## Data entries for graphics
______________________________

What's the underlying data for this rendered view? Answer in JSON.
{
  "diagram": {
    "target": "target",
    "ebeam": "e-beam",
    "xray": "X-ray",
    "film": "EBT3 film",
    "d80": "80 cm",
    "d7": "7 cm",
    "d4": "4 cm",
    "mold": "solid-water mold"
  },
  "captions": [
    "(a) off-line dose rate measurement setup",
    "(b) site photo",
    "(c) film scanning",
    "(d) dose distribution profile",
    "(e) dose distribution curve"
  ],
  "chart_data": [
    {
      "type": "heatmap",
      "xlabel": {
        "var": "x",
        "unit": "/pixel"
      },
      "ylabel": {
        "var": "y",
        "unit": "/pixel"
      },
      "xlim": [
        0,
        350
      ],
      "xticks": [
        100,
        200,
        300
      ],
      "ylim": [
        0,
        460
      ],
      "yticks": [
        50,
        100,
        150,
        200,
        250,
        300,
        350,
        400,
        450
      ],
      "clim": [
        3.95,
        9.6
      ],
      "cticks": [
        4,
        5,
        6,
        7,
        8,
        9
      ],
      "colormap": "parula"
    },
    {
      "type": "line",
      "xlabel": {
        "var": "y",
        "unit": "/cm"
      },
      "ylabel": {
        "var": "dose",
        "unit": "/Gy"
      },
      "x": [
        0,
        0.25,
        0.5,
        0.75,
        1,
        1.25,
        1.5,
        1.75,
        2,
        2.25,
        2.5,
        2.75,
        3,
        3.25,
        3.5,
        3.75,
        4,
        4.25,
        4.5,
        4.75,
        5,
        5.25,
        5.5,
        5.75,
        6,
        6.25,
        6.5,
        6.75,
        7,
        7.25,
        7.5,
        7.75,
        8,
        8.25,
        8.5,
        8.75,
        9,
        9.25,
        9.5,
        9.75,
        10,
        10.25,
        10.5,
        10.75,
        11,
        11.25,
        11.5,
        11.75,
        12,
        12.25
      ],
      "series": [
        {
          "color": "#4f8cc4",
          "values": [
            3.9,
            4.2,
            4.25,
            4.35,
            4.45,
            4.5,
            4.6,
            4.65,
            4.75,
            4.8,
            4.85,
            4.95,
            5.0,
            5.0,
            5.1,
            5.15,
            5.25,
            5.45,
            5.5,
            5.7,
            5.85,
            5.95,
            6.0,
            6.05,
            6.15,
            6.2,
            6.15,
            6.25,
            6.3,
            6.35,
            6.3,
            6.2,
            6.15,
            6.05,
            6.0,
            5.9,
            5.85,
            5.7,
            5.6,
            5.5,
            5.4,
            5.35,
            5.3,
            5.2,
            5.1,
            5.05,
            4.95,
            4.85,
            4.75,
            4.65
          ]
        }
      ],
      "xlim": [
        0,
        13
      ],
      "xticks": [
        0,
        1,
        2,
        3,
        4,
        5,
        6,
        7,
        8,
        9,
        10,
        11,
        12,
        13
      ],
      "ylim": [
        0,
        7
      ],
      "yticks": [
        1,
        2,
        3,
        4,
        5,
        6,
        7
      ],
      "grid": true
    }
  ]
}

______________________________

## Task prompt
Quote every line of the data, word for word.

## Solution
What's the underlying data for this rendered view? Answer in JSON.
{
  "diagram": {
    "target": "target",
    "ebeam": "e-beam",
    "xray": "X-ray",
    "film": "EBT3 film",
    "d80": "80 cm",
    "d7": "7 cm",
    "d4": "4 cm",
    "mold": "solid-water mold"
  },
  "captions": [
    "(a) off-line dose rate measurement setup",
    "(b) site photo",
    "(c) film scanning",
    "(d) dose distribution profile",
    "(e) dose distribution curve"
  ],
  "chart_data": [
    {
      "type": "heatmap",
      "xlabel": {
        "var": "x",
        "unit": "/pixel"
      },
      "ylabel": {
        "var": "y",
        "unit": "/pixel"
      },
      "xlim": [
        0,
        350
      ],
      "xticks": [
        100,
        200,
        300
      ],
      "ylim": [
        0,
        460
      ],
      "yticks": [
        50,
        100,
        150,
        200,
        250,
        300,
        350,
        400,
        450
      ],
      "clim": [
        3.95,
        9.6
      ],
      "cticks": [
        4,
        5,
        6,
        7,
        8,
        9
      ],
      "colormap": "parula"
    },
    {
      "type": "line",
      "xlabel": {
        "var": "y",
        "unit": "/cm"
      },
      "ylabel": {
        "var": "dose",
        "unit": "/Gy"
      },
      "x": [
        0,
        0.25,
        0.5,
        0.75,
        1,
        1.25,
        1.5,
        1.75,
        2,
        2.25,
        2.5,
        2.75,
        3,
        3.25,
        3.5,
        3.75,
        4,
        4.25,
        4.5,
        4.75,
        5,
        5.25,
        5.5,
        5.75,
        6,
        6.25,
        6.5,
        6.75,
        7,
        7.25,
        7.5,
        7.75,
        8,
        8.25,
        8.5,
        8.75,
        9,
        9.25,
        9.5,
        9.75,
        10,
        10.25,
        10.5,
        10.75,
        11,
        11.25,
        11.5,
        11.75,
        12,
        12.25
      ],
      "series": [
        {
          "color": "#4f8cc4",
          "values": [
            3.9,
            4.2,
            4.25,
            4.35,
            4.45,
            4.5,
            4.6,
            4.65,
            4.75,
            4.8,
            4.85,
            4.95,
            5.0,
            5.0,
            5.1,
            5.15,
            5.25,
            5.45,
            5.5,
            5.7,
            5.85,
            5.95,
            6.0,
            6.05,
            6.15,
            6.2,
            6.15,
            6.25,
            6.3,
            6.35,
            6.3,
            6.2,
            6.15,
            6.05,
            6.0,
            5.9,
            5.85,
            5.7,
            5.6,
            5.5,
            5.4,
            5.35,
            5.3,
            5.2,
            5.1,
            5.05,
            4.95,
            4.85,
            4.75,
            4.65
          ]
        }
      ],
      "xlim": [
        0,
        13
      ],
      "xticks": [
        0,
        1,
        2,
        3,
        4,
        5,
        6,
        7,
        8,
        9,
        10,
        11,
        12,
        13
      ],
      "ylim": [
        0,
        7
      ],
      "yticks": [
        1,
        2,
        3,
        4,
        5,
        6,
        7
      ],
      "grid": true
    }
  ]
}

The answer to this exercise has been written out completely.